■ Directions:
Return the material word for word. Do not include pictures.

(Recorded data)
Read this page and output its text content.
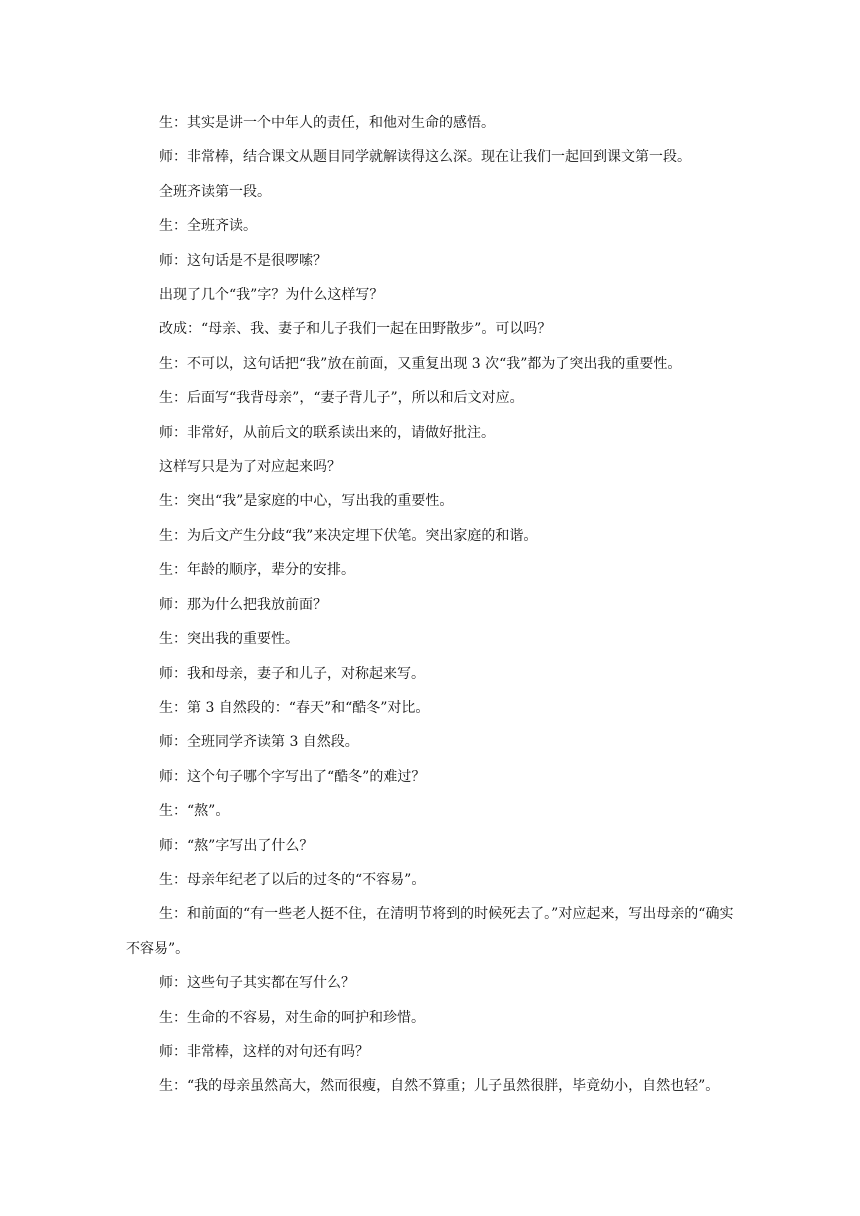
生：其实是讲一个中年人的责任，和他对生命的感悟。

师：非常棒，结合课文从题目同学就解读得这么深。现在让我们一起回到课文第一段。

全班齐读第一段。

生：全班齐读。

师：这句话是不是很啰嗦？

出现了几个“我”字？为什么这样写？

改成：“母亲、我、妻子和儿子我们一起在田野散步”。可以吗？

生：不可以，这句话把“我”放在前面，又重复出现 3 次“我”都为了突出我的重要性。

生：后面写“我背母亲”，“妻子背儿子”，所以和后文对应。

师：非常好，从前后文的联系读出来的，请做好批注。

这样写只是为了对应起来吗？

生：突出“我”是家庭的中心，写出我的重要性。

生：为后文产生分歧“我”来决定埋下伏笔。突出家庭的和谐。

生：年龄的顺序，辈分的安排。

师：那为什么把我放前面？

生：突出我的重要性。

师：我和母亲，妻子和儿子，对称起来写。

生：第 3 自然段的：“春天”和“酷冬”对比。

师：全班同学齐读第 3 自然段。

师：这个句子哪个字写出了“酷冬”的难过？

生：“熬”。

师：“熬”字写出了什么？

生：母亲年纪老了以后的过冬的“不容易”。

生：和前面的“有一些老人挺不住，在清明节将到的时候死去了。”对应起来，写出母亲的“确实不容易”。

师：这些句子其实都在写什么？

生：生命的不容易，对生命的呵护和珍惜。

师：非常棒，这样的对句还有吗？

生：“我的母亲虽然高大，然而很瘦，自然不算重；儿子虽然很胖，毕竟幼小，自然也轻”。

■ Full response:
Read this page and output its text content.
生：其实是讲一个中年人的责任，和他对生命的感悟。

师：非常棒，结合课文从题目同学就解读得这么深。现在让我们一起回到课文第一段。

全班齐读第一段。

生：全班齐读。

师：这句话是不是很啰嗦？

出现了几个“我”字？为什么这样写？

改成：“母亲、我、妻子和儿子我们一起在田野散步”。可以吗？

生：不可以，这句话把“我”放在前面，又重复出现 3 次“我”都为了突出我的重要性。

生：后面写“我背母亲”，“妻子背儿子”，所以和后文对应。

师：非常好，从前后文的联系读出来的，请做好批注。

这样写只是为了对应起来吗？

生：突出“我”是家庭的中心，写出我的重要性。

生：为后文产生分歧“我”来决定埋下伏笔。突出家庭的和谐。

生：年龄的顺序，辈分的安排。

师：那为什么把我放前面？

生：突出我的重要性。

师：我和母亲，妻子和儿子，对称起来写。

生：第 3 自然段的：“春天”和“酷冬”对比。

师：全班同学齐读第 3 自然段。

师：这个句子哪个字写出了“酷冬”的难过？

生：“熬”。

师：“熬”字写出了什么？

生：母亲年纪老了以后的过冬的“不容易”。

生：和前面的“有一些老人挺不住，在清明节将到的时候死去了。”对应起来，写出母亲的“确实不容易”。

师：这些句子其实都在写什么？

生：生命的不容易，对生命的呵护和珍惜。

师：非常棒，这样的对句还有吗？

生：“我的母亲虽然高大，然而很瘦，自然不算重；儿子虽然很胖，毕竟幼小，自然也轻”。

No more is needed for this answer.